--- begin Given entries ---

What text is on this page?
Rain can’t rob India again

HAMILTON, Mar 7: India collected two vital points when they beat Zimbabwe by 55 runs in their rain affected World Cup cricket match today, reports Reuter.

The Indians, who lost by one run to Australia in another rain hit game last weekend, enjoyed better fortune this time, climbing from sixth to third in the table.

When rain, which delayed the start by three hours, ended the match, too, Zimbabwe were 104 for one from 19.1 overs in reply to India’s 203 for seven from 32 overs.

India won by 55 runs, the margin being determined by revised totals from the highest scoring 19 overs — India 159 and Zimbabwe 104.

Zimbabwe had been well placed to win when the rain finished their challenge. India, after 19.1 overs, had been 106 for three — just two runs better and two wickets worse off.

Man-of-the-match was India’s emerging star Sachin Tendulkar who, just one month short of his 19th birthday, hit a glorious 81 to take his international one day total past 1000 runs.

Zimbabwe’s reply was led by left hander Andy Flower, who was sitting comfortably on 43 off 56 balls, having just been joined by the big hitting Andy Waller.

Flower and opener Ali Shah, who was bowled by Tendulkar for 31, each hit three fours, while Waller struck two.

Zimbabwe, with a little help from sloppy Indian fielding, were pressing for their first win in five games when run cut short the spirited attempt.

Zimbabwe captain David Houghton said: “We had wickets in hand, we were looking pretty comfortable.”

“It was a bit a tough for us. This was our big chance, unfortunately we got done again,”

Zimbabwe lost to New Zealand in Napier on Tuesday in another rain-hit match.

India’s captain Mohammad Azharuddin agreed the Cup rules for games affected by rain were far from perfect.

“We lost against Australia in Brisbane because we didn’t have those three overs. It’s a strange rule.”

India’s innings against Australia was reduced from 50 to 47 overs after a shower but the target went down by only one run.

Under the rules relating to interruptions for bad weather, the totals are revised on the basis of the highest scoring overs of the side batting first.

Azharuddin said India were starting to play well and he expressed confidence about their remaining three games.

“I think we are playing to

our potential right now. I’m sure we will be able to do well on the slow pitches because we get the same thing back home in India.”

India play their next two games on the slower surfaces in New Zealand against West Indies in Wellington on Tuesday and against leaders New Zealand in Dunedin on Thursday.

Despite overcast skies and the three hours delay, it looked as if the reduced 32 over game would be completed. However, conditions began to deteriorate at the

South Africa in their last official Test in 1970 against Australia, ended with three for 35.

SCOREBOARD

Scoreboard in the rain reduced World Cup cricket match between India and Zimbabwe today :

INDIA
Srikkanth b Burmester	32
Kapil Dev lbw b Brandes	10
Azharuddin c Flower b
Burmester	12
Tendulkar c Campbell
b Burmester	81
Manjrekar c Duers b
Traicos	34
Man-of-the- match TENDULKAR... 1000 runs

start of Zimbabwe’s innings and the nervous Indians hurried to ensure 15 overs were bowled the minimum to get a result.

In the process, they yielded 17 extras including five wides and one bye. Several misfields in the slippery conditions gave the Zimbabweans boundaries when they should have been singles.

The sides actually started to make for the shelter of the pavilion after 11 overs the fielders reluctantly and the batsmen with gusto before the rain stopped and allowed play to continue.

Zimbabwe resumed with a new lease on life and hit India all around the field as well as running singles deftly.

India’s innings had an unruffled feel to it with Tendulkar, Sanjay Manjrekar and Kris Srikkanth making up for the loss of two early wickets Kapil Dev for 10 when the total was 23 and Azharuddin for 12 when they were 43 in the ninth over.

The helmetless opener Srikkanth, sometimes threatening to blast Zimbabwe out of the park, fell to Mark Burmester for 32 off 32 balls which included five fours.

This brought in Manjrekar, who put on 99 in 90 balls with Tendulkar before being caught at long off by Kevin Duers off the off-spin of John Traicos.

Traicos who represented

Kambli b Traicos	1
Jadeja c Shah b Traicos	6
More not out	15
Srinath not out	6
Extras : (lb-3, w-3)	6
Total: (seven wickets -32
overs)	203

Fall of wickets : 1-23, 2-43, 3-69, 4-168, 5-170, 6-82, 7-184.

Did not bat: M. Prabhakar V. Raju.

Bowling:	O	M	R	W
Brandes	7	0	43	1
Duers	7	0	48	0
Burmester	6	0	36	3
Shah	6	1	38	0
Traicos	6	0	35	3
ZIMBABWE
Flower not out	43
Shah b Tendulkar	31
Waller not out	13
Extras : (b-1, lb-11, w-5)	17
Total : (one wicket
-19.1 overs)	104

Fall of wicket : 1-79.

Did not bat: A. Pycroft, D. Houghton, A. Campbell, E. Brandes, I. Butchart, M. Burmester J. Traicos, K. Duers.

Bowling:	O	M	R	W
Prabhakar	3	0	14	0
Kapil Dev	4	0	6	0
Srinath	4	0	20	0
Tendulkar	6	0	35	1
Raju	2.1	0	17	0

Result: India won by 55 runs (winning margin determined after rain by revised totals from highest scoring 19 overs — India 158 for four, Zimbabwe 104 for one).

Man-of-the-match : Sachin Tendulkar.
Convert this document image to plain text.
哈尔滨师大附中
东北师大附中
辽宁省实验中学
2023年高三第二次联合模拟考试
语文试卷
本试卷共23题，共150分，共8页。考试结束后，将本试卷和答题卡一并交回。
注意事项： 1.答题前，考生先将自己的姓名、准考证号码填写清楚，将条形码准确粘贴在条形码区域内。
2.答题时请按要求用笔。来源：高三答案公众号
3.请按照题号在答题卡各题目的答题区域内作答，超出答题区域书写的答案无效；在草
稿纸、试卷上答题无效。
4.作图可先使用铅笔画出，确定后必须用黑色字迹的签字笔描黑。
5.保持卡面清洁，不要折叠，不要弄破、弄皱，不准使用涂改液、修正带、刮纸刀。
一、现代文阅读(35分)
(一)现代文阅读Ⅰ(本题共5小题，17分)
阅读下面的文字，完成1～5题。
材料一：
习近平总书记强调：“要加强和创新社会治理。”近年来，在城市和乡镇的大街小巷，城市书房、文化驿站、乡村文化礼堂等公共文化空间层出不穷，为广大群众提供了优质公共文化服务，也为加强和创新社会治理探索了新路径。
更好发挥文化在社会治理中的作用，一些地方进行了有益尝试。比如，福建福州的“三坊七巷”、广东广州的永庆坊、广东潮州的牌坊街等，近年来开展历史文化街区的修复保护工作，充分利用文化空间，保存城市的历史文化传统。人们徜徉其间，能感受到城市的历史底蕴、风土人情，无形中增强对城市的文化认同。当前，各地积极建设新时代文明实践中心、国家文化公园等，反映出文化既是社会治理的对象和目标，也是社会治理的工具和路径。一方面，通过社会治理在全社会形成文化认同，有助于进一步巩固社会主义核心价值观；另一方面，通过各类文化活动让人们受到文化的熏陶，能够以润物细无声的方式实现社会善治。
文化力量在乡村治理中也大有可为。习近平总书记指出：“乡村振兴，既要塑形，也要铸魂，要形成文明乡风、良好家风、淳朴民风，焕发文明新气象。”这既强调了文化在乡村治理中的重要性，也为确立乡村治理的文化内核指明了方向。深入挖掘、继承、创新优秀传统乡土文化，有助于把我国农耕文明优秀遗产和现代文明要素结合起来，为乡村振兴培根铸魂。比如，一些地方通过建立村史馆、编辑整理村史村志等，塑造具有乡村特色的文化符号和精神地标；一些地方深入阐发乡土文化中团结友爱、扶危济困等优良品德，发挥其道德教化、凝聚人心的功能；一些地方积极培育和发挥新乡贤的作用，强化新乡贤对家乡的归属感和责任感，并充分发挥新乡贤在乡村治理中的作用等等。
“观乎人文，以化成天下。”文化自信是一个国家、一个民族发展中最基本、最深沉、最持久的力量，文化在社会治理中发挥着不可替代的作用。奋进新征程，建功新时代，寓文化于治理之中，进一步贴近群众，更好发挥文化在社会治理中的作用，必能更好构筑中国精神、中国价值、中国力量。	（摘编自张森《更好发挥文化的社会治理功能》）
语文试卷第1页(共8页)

--- end Given entries ---

Locate all lines in the listing above with the word "Sachin" and copy them.

Man-of-the-match was India’s emerging star Sachin Tendulkar who, just one month short of his 19th birthday, hit a glorious 81 to take his international one day total past 1000 runs.
Man-of-the-match : Sachin Tendulkar.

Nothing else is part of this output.